TASK: State only the number of lines that include "ylabel".
--- --- ---
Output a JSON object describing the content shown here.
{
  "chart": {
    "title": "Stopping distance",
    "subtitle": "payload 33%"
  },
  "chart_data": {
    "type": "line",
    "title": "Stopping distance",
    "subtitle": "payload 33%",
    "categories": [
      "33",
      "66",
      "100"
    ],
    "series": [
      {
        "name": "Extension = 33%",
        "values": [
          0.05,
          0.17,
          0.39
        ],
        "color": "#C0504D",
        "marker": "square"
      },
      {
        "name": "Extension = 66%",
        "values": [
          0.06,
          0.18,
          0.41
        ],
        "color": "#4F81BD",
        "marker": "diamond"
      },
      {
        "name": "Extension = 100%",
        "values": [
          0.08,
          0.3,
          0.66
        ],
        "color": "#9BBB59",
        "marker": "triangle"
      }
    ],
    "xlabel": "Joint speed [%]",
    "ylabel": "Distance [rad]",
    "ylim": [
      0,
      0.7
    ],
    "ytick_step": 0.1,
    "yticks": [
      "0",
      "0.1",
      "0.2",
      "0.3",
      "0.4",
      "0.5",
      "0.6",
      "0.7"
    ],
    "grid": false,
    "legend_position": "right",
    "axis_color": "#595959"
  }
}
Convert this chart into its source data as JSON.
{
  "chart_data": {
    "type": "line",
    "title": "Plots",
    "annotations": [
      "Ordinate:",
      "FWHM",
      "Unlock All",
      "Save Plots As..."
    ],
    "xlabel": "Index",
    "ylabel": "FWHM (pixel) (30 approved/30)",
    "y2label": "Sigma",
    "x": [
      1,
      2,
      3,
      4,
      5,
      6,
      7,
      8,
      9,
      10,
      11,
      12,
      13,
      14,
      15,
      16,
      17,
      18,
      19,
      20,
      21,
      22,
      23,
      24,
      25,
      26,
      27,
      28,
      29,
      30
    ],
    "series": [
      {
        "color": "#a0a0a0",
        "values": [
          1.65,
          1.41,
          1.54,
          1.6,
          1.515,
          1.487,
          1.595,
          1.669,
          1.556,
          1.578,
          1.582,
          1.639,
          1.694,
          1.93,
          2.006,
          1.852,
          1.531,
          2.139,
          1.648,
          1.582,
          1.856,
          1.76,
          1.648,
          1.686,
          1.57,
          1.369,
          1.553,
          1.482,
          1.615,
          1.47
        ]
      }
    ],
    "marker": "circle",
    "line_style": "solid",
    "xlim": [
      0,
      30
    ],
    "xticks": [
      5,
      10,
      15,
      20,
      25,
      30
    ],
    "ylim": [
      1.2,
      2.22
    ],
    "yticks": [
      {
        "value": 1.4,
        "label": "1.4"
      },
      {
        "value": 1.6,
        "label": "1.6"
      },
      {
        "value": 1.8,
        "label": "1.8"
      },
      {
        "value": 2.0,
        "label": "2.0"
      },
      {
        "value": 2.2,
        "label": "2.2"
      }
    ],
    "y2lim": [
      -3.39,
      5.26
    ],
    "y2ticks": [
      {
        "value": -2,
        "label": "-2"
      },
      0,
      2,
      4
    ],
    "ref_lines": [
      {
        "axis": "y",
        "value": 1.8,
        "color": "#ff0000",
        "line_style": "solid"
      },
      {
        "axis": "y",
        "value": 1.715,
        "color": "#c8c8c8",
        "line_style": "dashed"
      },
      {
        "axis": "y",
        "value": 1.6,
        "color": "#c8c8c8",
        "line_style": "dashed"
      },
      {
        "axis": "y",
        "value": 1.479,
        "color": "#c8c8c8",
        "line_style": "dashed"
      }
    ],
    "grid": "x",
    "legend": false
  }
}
--- --- ---
ANSWER TO THIS EXERCISE: 2